Examine the material below. Gather every line in which the string "document" appears.

Start Dataset records

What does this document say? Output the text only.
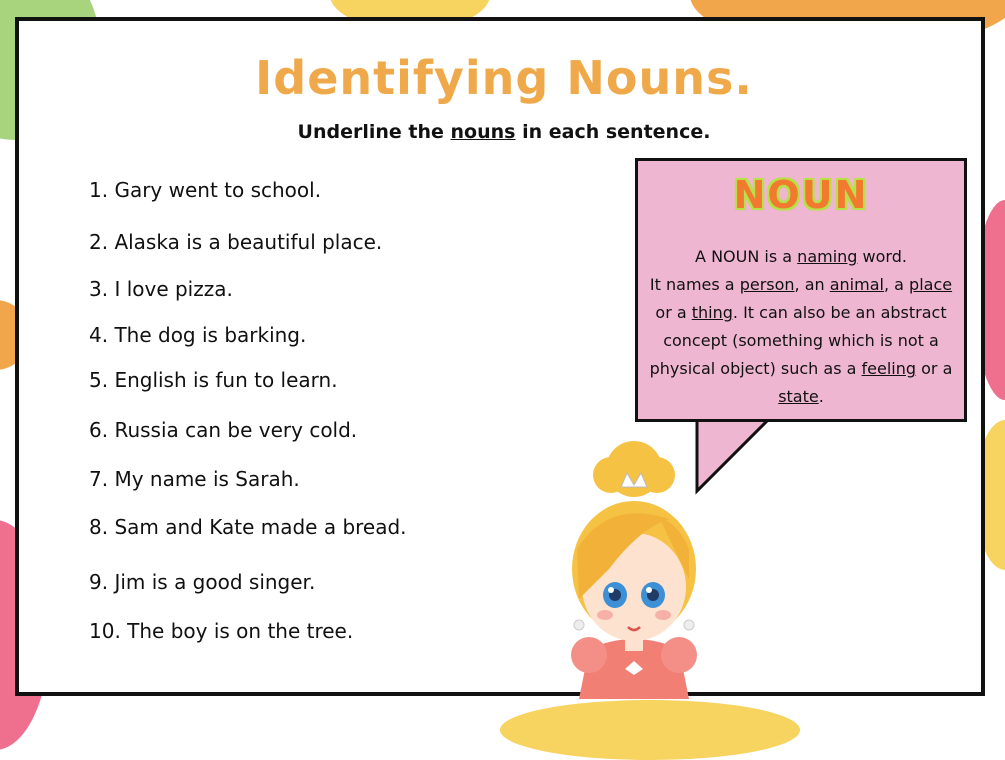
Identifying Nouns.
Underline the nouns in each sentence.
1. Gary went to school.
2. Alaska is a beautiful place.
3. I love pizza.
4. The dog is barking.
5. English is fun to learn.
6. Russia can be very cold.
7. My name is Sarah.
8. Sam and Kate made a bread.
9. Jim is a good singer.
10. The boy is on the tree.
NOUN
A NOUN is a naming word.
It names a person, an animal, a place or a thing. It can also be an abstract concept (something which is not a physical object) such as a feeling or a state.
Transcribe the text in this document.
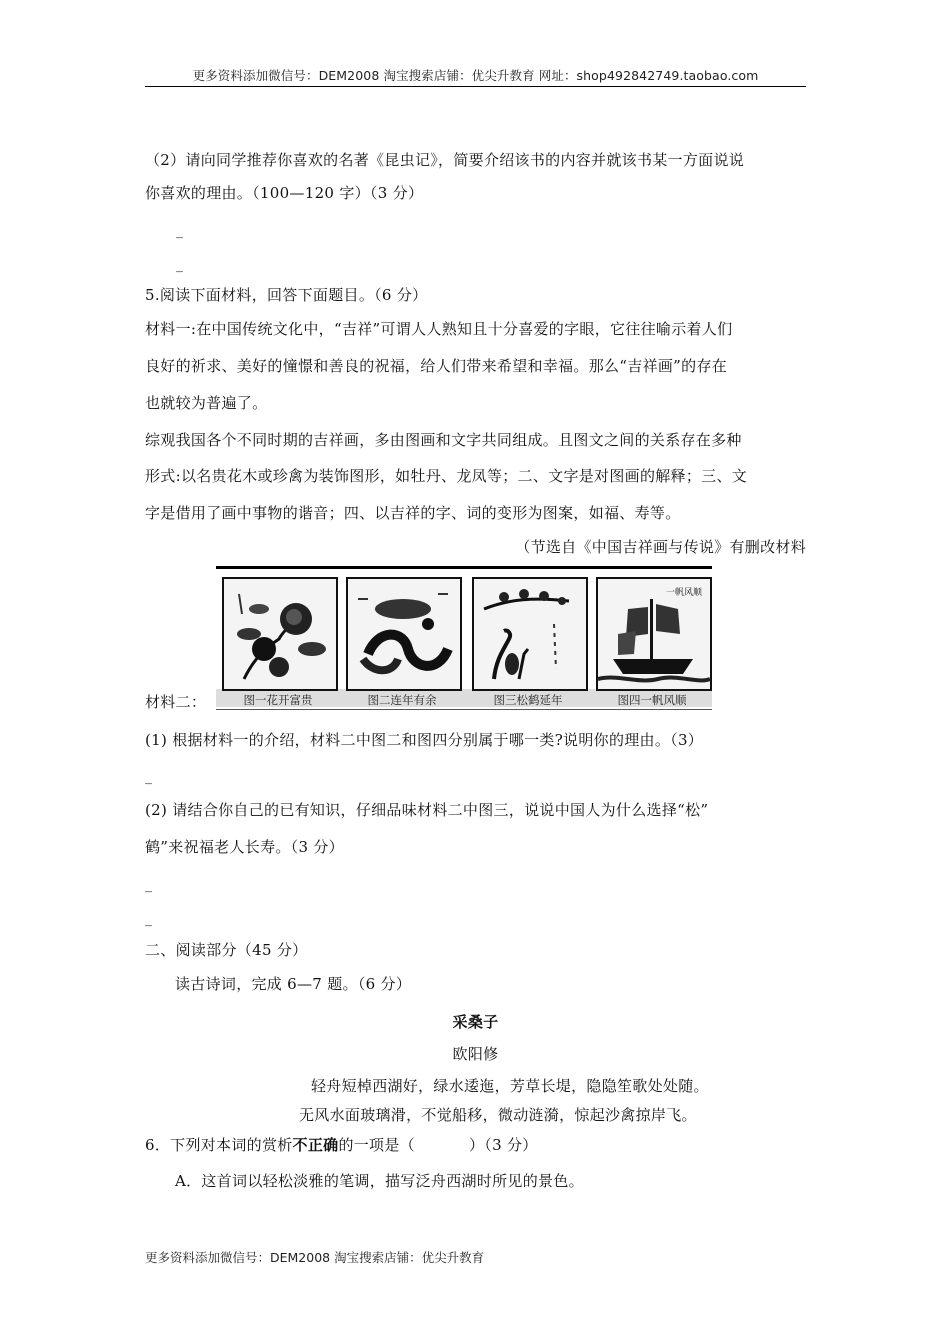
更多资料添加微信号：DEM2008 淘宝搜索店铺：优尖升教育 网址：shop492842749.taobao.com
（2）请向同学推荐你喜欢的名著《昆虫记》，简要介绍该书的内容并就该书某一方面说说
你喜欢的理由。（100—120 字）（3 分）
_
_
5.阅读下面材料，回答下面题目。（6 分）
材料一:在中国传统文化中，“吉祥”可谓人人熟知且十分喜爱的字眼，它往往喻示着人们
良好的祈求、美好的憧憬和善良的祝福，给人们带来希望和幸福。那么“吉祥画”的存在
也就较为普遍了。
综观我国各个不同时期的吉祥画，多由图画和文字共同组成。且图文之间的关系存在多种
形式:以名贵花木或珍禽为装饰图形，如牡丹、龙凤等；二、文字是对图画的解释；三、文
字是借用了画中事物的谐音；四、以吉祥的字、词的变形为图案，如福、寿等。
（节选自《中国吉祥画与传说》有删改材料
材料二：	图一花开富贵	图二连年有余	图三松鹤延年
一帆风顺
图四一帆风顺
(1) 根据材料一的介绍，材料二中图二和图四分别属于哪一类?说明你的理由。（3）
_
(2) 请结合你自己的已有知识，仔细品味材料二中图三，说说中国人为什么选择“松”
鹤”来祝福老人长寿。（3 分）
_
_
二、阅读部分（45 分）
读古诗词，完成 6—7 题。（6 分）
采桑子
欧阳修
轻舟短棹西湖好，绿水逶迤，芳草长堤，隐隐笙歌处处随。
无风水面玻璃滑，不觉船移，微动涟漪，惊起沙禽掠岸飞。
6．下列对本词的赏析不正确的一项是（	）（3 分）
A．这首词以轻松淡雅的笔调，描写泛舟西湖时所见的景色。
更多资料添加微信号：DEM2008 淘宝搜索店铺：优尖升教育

End Dataset records

Task answer →
What does this document say? Output the text only.
Transcribe the text in this document.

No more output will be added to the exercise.